──────── 所列材料 ────────
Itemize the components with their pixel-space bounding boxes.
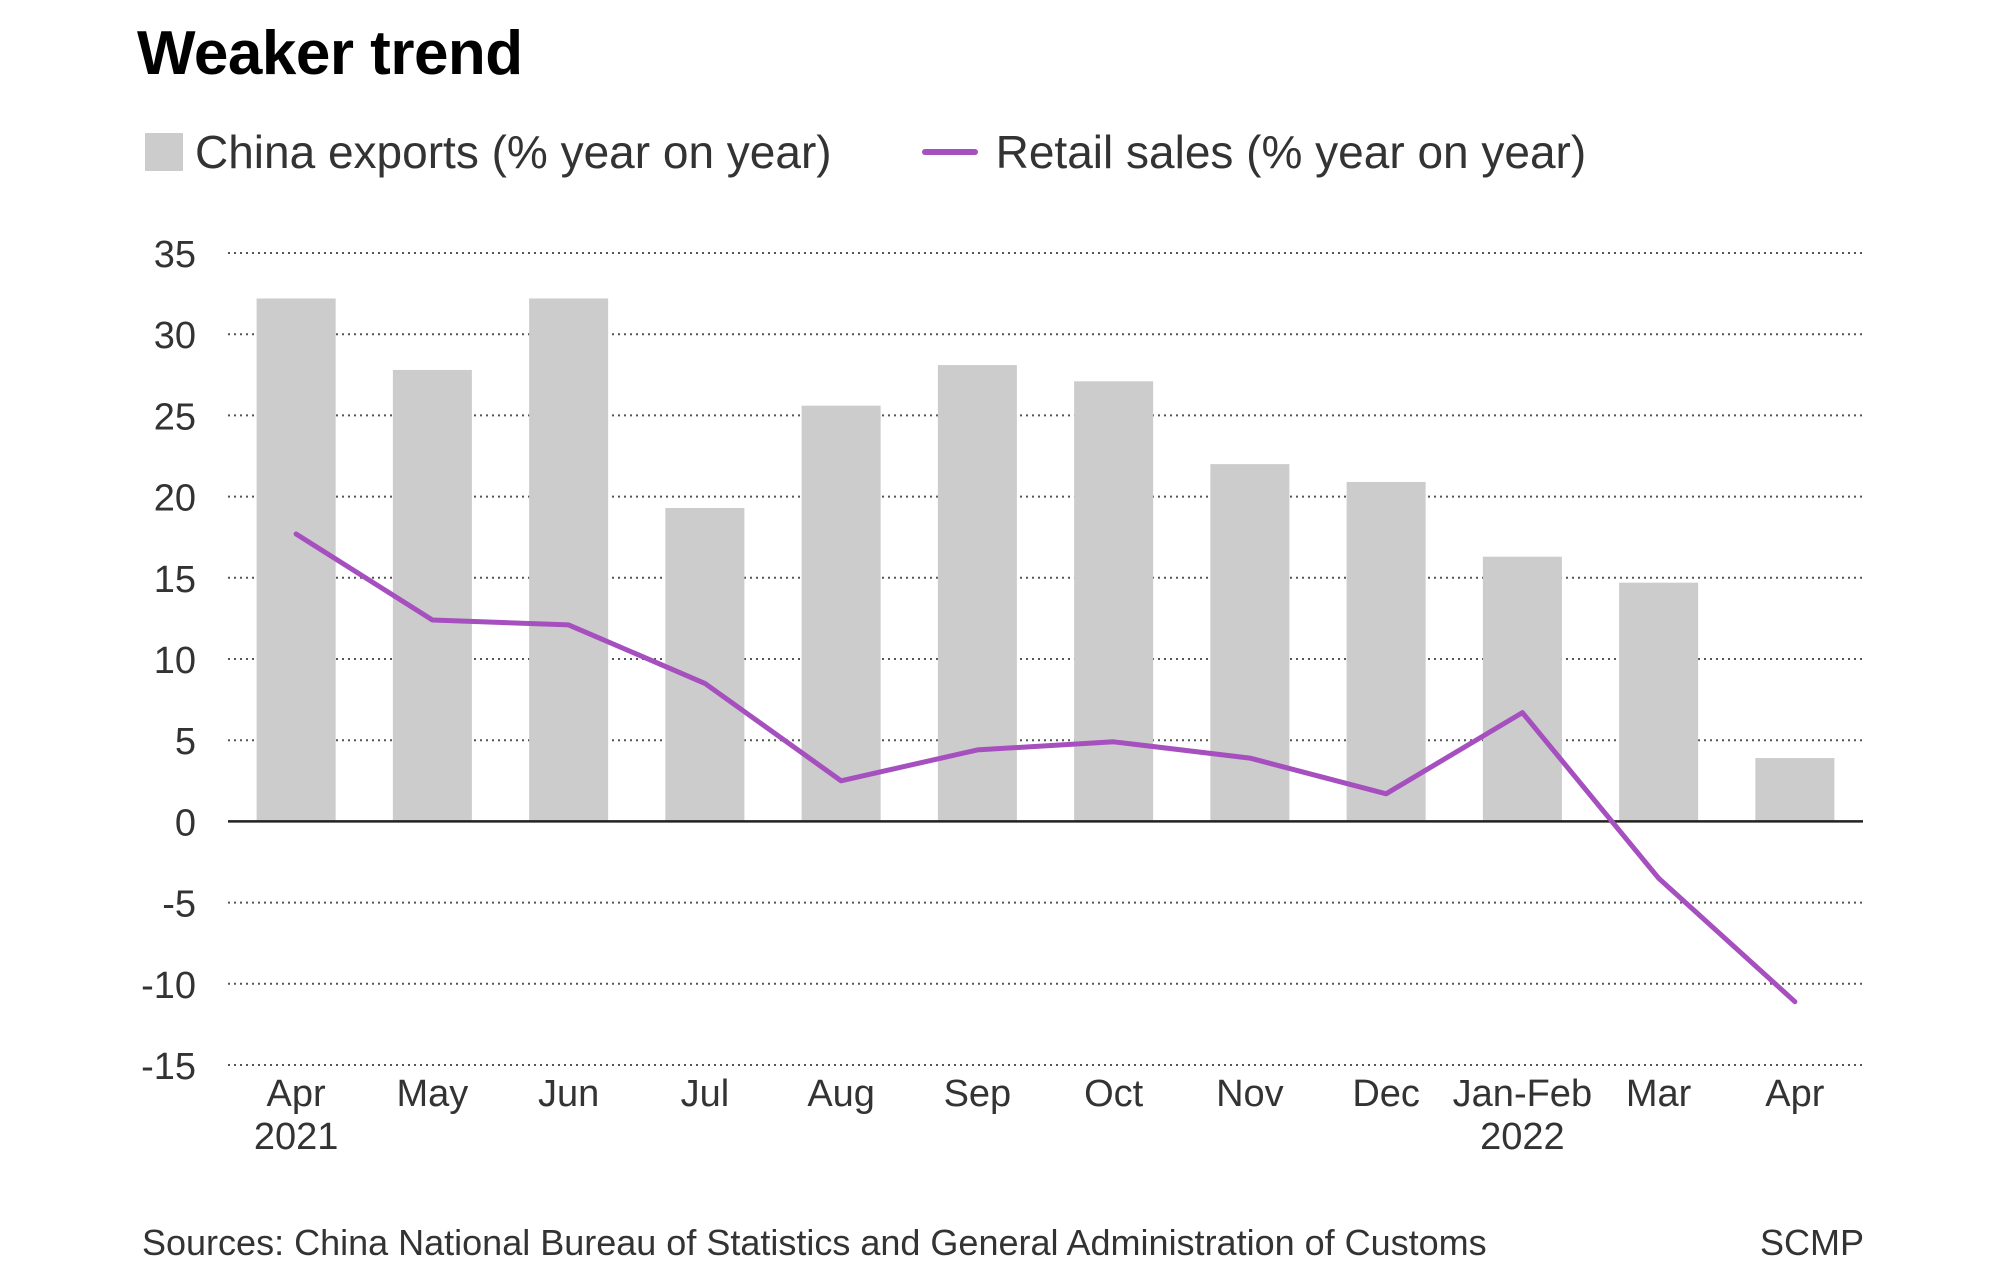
legend-item-exports: China exports (% year on year) <box>145 125 832 179</box>
legend-label-retail: Retail sales (% year on year) <box>995 126 1587 178</box>
x-tick-label: Oct <box>1084 1073 1144 1115</box>
brand-label: SCMP <box>1759 1222 1864 1263</box>
y-tick-label: 25 <box>154 396 196 438</box>
y-tick-label: 0 <box>175 802 196 844</box>
x-tick-label: Sep <box>944 1073 1012 1115</box>
retail-sales-line <box>293 531 1798 1005</box>
y-tick-label: 20 <box>154 478 196 520</box>
legend-label-exports: China exports (% year on year) <box>195 126 832 178</box>
legend-swatch-retail <box>921 149 978 155</box>
bar-exports <box>1210 464 1290 822</box>
bar-exports <box>256 298 336 822</box>
x-tick-label: Mar <box>1626 1073 1692 1115</box>
x-tick-label: Dec <box>1352 1073 1420 1115</box>
legend: China exports (% year on year) Retail sa… <box>145 122 1586 182</box>
y-tick-label: -15 <box>141 1046 196 1088</box>
bar-exports <box>665 507 745 822</box>
x-tick-label: Nov <box>1216 1073 1284 1115</box>
bar-exports <box>529 298 609 822</box>
grid-layer <box>228 252 1863 1066</box>
x-tick-label: Apr <box>1765 1073 1824 1115</box>
y-tick-label: 35 <box>154 234 196 276</box>
bar-exports <box>1755 758 1835 822</box>
bar-layer <box>256 298 1835 822</box>
bar-exports <box>937 365 1017 822</box>
y-tick-label: 10 <box>154 640 196 682</box>
bar-exports <box>1619 582 1699 822</box>
x-tick-label: Jun <box>538 1073 599 1115</box>
source-note: Sources: China National Bureau of Statis… <box>142 1222 1487 1263</box>
x-tick-label: May <box>396 1073 468 1115</box>
x-tick-label: Jan-Feb <box>1453 1073 1592 1115</box>
y-tick-label: 5 <box>175 721 196 763</box>
y-tick-label: -10 <box>141 965 196 1007</box>
x-tick-year-label: 2021 <box>254 1116 339 1158</box>
bar-exports <box>1074 381 1154 822</box>
y-tick-label: 15 <box>154 559 196 601</box>
x-tick-label: Aug <box>807 1073 875 1115</box>
chart-title: Weaker trend <box>137 19 523 88</box>
x-tick-label: Apr <box>267 1073 326 1115</box>
x-tick-label: Jul <box>681 1073 730 1115</box>
bar-exports <box>1346 481 1426 822</box>
legend-swatch-exports <box>145 133 183 171</box>
line-layer <box>293 531 1798 1005</box>
bar-exports <box>801 405 881 822</box>
bar-exports <box>1482 556 1562 822</box>
y-tick-label: 30 <box>154 315 196 357</box>
x-tick-year-label: 2022 <box>1480 1116 1565 1158</box>
legend-item-retail: Retail sales (% year on year) <box>921 125 1587 179</box>
bar-exports <box>392 369 472 822</box>
y-tick-labels: 35 30 25 20 15 10 5 0 -5 -10 -15 <box>141 234 196 1088</box>
y-tick-label: -5 <box>162 884 196 926</box>
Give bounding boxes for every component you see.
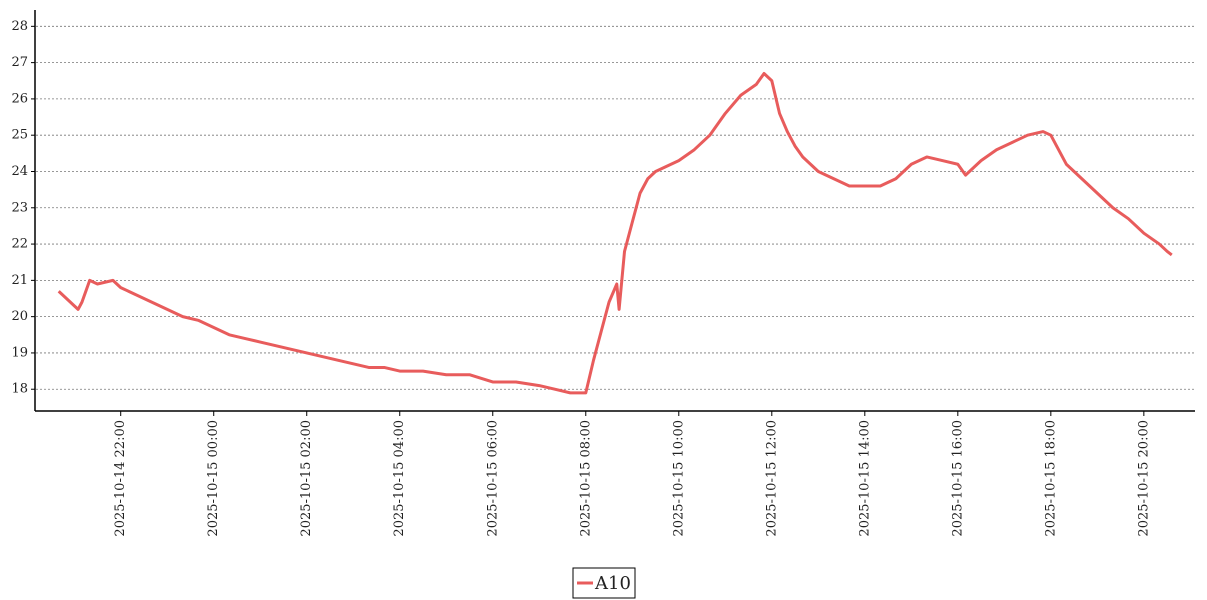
x-tick-label: 2025-10-15 02:00 bbox=[299, 420, 314, 537]
x-tick-label: 2025-10-15 00:00 bbox=[206, 420, 221, 537]
x-tick-label: 2025-10-15 08:00 bbox=[578, 420, 593, 537]
y-tick-label: 20 bbox=[11, 309, 28, 324]
legend: A10 bbox=[572, 567, 636, 599]
x-tick-label: 2025-10-15 12:00 bbox=[764, 420, 779, 537]
y-tick-label: 24 bbox=[11, 164, 28, 179]
y-tick-label: 22 bbox=[11, 237, 28, 252]
x-tick-label: 2025-10-15 04:00 bbox=[392, 420, 407, 537]
legend-label: A10 bbox=[594, 573, 631, 594]
y-tick-label: 19 bbox=[11, 345, 28, 360]
y-tick-label: 23 bbox=[11, 200, 28, 215]
x-tick-label: 2025-10-14 22:00 bbox=[113, 420, 128, 537]
line bbox=[57, 72, 1173, 395]
y-tick-label: 25 bbox=[11, 128, 28, 143]
x-tick-label: 2025-10-15 14:00 bbox=[857, 420, 872, 537]
x-tick-label: 2025-10-15 20:00 bbox=[1136, 420, 1151, 537]
y-tick-label: 18 bbox=[11, 382, 28, 397]
y-tick-label: 27 bbox=[11, 55, 28, 70]
x-tick-label: 2025-10-15 18:00 bbox=[1043, 420, 1058, 537]
y-tick-label: 26 bbox=[11, 91, 28, 106]
x-tick-label: 2025-10-15 10:00 bbox=[671, 420, 686, 537]
y-tick-label: 28 bbox=[11, 19, 28, 34]
x-tick-label: 2025-10-15 06:00 bbox=[485, 420, 500, 537]
x-tick-label: 2025-10-15 16:00 bbox=[950, 420, 965, 537]
y-tick-label: 21 bbox=[11, 273, 28, 288]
────────
书面题目
把上面的材料从头到尾逐行原样抄写一遍，不得改动任何字符。答案中不要包含图片。

练习解答
Itemize the components with their pixel-space bounding boxes.
legend-item-exports: China exports (% year on year) <box>145 125 832 179</box>
legend-label-retail: Retail sales (% year on year) <box>995 126 1587 178</box>
x-tick-label: Oct <box>1084 1073 1144 1115</box>
brand-label: SCMP <box>1759 1222 1864 1263</box>
y-tick-label: 25 <box>154 396 196 438</box>
y-tick-label: 0 <box>175 802 196 844</box>
x-tick-label: Sep <box>944 1073 1012 1115</box>
retail-sales-line <box>293 531 1798 1005</box>
y-tick-label: 20 <box>154 478 196 520</box>
legend-label-exports: China exports (% year on year) <box>195 126 832 178</box>
legend-swatch-retail <box>921 149 978 155</box>
bar-exports <box>1210 464 1290 822</box>
bar-exports <box>256 298 336 822</box>
x-tick-label: Mar <box>1626 1073 1692 1115</box>
x-tick-label: Dec <box>1352 1073 1420 1115</box>
legend: China exports (% year on year) Retail sa… <box>145 122 1586 182</box>
y-tick-label: -15 <box>141 1046 196 1088</box>
bar-exports <box>665 507 745 822</box>
x-tick-label: Nov <box>1216 1073 1284 1115</box>
bar-exports <box>529 298 609 822</box>
grid-layer <box>228 252 1863 1066</box>
x-tick-label: Apr <box>1765 1073 1824 1115</box>
y-tick-label: 35 <box>154 234 196 276</box>
bar-exports <box>1755 758 1835 822</box>
bar-layer <box>256 298 1835 822</box>
bar-exports <box>937 365 1017 822</box>
y-tick-label: 10 <box>154 640 196 682</box>
bar-exports <box>1619 582 1699 822</box>
x-tick-label: Jun <box>538 1073 599 1115</box>
source-note: Sources: China National Bureau of Statis… <box>142 1222 1487 1263</box>
x-tick-label: May <box>396 1073 468 1115</box>
x-tick-label: Jan-Feb <box>1453 1073 1592 1115</box>
y-tick-label: 5 <box>175 721 196 763</box>
y-tick-label: -10 <box>141 965 196 1007</box>
x-tick-year-label: 2021 <box>254 1116 339 1158</box>
bar-exports <box>1074 381 1154 822</box>
y-tick-label: 15 <box>154 559 196 601</box>
x-tick-label: Aug <box>807 1073 875 1115</box>
chart-title: Weaker trend <box>137 19 523 88</box>
x-tick-label: Apr <box>267 1073 326 1115</box>
x-tick-label: Jul <box>681 1073 730 1115</box>
bar-exports <box>1346 481 1426 822</box>
legend-swatch-exports <box>145 133 183 171</box>
line-layer <box>293 531 1798 1005</box>
bar-exports <box>801 405 881 822</box>
bar-exports <box>1482 556 1562 822</box>
y-tick-label: 30 <box>154 315 196 357</box>
x-tick-year-label: 2022 <box>1480 1116 1565 1158</box>
legend-item-retail: Retail sales (% year on year) <box>921 125 1587 179</box>
bar-exports <box>392 369 472 822</box>
y-tick-labels: 35 30 25 20 15 10 5 0 -5 -10 -15 <box>141 234 196 1088</box>
y-tick-label: -5 <box>162 884 196 926</box>
Give bounding boxes for every component you see.
x-tick-label: 2025-10-15 02:00 bbox=[299, 420, 314, 537]
x-tick-label: 2025-10-15 00:00 bbox=[206, 420, 221, 537]
x-tick-label: 2025-10-15 08:00 bbox=[578, 420, 593, 537]
y-tick-label: 20 bbox=[11, 309, 28, 324]
legend: A10 bbox=[572, 567, 636, 599]
x-tick-label: 2025-10-15 12:00 bbox=[764, 420, 779, 537]
y-tick-label: 24 bbox=[11, 164, 28, 179]
y-tick-label: 22 bbox=[11, 237, 28, 252]
x-tick-label: 2025-10-15 04:00 bbox=[392, 420, 407, 537]
legend-label: A10 bbox=[594, 573, 631, 594]
y-tick-label: 19 bbox=[11, 345, 28, 360]
y-tick-label: 23 bbox=[11, 200, 28, 215]
x-tick-label: 2025-10-14 22:00 bbox=[113, 420, 128, 537]
line bbox=[57, 72, 1173, 395]
y-tick-label: 25 bbox=[11, 128, 28, 143]
x-tick-label: 2025-10-15 14:00 bbox=[857, 420, 872, 537]
x-tick-label: 2025-10-15 20:00 bbox=[1136, 420, 1151, 537]
y-tick-label: 18 bbox=[11, 382, 28, 397]
y-tick-label: 27 bbox=[11, 55, 28, 70]
x-tick-label: 2025-10-15 18:00 bbox=[1043, 420, 1058, 537]
y-tick-label: 26 bbox=[11, 91, 28, 106]
x-tick-label: 2025-10-15 10:00 bbox=[671, 420, 686, 537]
y-tick-label: 28 bbox=[11, 19, 28, 34]
x-tick-label: 2025-10-15 06:00 bbox=[485, 420, 500, 537]
x-tick-label: 2025-10-15 16:00 bbox=[950, 420, 965, 537]
y-tick-label: 21 bbox=[11, 273, 28, 288]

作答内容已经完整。